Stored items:
⟨

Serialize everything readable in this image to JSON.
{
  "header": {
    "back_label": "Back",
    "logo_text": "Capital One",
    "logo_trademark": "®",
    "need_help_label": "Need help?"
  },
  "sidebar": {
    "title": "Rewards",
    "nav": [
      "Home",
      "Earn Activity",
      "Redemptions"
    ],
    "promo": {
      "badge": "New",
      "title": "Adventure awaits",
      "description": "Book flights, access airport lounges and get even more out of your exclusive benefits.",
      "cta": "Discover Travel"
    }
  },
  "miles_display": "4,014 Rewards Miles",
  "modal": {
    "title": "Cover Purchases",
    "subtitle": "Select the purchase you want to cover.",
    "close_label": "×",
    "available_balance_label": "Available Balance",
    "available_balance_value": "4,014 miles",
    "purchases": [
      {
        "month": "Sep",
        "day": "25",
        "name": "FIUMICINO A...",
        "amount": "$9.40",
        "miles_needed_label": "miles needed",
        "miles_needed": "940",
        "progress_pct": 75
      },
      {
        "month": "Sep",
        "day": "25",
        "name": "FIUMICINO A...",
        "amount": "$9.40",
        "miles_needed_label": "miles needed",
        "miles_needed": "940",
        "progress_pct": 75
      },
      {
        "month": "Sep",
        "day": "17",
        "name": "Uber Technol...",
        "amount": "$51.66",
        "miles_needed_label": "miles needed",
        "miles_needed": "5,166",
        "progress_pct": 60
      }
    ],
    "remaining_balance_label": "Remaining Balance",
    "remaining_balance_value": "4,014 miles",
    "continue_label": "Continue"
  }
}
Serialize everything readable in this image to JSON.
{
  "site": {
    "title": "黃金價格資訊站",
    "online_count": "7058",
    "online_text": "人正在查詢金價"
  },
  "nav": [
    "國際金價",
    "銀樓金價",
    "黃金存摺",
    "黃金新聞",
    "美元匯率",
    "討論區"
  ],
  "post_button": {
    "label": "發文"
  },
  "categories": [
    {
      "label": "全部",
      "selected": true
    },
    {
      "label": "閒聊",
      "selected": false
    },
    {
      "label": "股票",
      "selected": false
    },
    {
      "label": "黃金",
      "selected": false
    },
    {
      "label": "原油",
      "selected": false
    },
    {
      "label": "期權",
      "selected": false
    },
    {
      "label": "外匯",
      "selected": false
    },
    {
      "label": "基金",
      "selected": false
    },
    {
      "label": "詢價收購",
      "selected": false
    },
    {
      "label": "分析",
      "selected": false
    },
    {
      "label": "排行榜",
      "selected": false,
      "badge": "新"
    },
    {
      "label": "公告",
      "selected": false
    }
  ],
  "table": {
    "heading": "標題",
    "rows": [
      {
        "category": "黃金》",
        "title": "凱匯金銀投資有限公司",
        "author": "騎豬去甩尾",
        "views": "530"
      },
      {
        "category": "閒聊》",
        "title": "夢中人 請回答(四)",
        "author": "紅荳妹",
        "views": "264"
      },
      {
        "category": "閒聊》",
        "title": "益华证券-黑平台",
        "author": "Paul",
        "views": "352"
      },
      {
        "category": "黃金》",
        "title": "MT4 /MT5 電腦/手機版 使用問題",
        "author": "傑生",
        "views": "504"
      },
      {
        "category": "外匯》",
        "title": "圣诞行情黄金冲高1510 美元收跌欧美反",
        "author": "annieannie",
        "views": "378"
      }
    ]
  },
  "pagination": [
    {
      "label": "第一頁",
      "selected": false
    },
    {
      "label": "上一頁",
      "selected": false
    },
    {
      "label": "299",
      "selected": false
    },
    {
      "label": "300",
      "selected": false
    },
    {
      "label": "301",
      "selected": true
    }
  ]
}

⟩

§ **SHORT TASK**: The records above need to be transcribed in full. Keep every character unchanged.

§ **ANSWER TO THE EXERCISE**:
Serialize everything readable in this image to JSON.
{
  "header": {
    "back_label": "Back",
    "logo_text": "Capital One",
    "logo_trademark": "®",
    "need_help_label": "Need help?"
  },
  "sidebar": {
    "title": "Rewards",
    "nav": [
      "Home",
      "Earn Activity",
      "Redemptions"
    ],
    "promo": {
      "badge": "New",
      "title": "Adventure awaits",
      "description": "Book flights, access airport lounges and get even more out of your exclusive benefits.",
      "cta": "Discover Travel"
    }
  },
  "miles_display": "4,014 Rewards Miles",
  "modal": {
    "title": "Cover Purchases",
    "subtitle": "Select the purchase you want to cover.",
    "close_label": "×",
    "available_balance_label": "Available Balance",
    "available_balance_value": "4,014 miles",
    "purchases": [
      {
        "month": "Sep",
        "day": "25",
        "name": "FIUMICINO A...",
        "amount": "$9.40",
        "miles_needed_label": "miles needed",
        "miles_needed": "940",
        "progress_pct": 75
      },
      {
        "month": "Sep",
        "day": "25",
        "name": "FIUMICINO A...",
        "amount": "$9.40",
        "miles_needed_label": "miles needed",
        "miles_needed": "940",
        "progress_pct": 75
      },
      {
        "month": "Sep",
        "day": "17",
        "name": "Uber Technol...",
        "amount": "$51.66",
        "miles_needed_label": "miles needed",
        "miles_needed": "5,166",
        "progress_pct": 60
      }
    ],
    "remaining_balance_label": "Remaining Balance",
    "remaining_balance_value": "4,014 miles",
    "continue_label": "Continue"
  }
}
Serialize everything readable in this image to JSON.
{
  "site": {
    "title": "黃金價格資訊站",
    "online_count": "7058",
    "online_text": "人正在查詢金價"
  },
  "nav": [
    "國際金價",
    "銀樓金價",
    "黃金存摺",
    "黃金新聞",
    "美元匯率",
    "討論區"
  ],
  "post_button": {
    "label": "發文"
  },
  "categories": [
    {
      "label": "全部",
      "selected": true
    },
    {
      "label": "閒聊",
      "selected": false
    },
    {
      "label": "股票",
      "selected": false
    },
    {
      "label": "黃金",
      "selected": false
    },
    {
      "label": "原油",
      "selected": false
    },
    {
      "label": "期權",
      "selected": false
    },
    {
      "label": "外匯",
      "selected": false
    },
    {
      "label": "基金",
      "selected": false
    },
    {
      "label": "詢價收購",
      "selected": false
    },
    {
      "label": "分析",
      "selected": false
    },
    {
      "label": "排行榜",
      "selected": false,
      "badge": "新"
    },
    {
      "label": "公告",
      "selected": false
    }
  ],
  "table": {
    "heading": "標題",
    "rows": [
      {
        "category": "黃金》",
        "title": "凱匯金銀投資有限公司",
        "author": "騎豬去甩尾",
        "views": "530"
      },
      {
        "category": "閒聊》",
        "title": "夢中人 請回答(四)",
        "author": "紅荳妹",
        "views": "264"
      },
      {
        "category": "閒聊》",
        "title": "益华证券-黑平台",
        "author": "Paul",
        "views": "352"
      },
      {
        "category": "黃金》",
        "title": "MT4 /MT5 電腦/手機版 使用問題",
        "author": "傑生",
        "views": "504"
      },
      {
        "category": "外匯》",
        "title": "圣诞行情黄金冲高1510 美元收跌欧美反",
        "author": "annieannie",
        "views": "378"
      }
    ]
  },
  "pagination": [
    {
      "label": "第一頁",
      "selected": false
    },
    {
      "label": "上一頁",
      "selected": false
    },
    {
      "label": "299",
      "selected": false
    },
    {
      "label": "300",
      "selected": false
    },
    {
      "label": "301",
      "selected": true
    }
  ]
}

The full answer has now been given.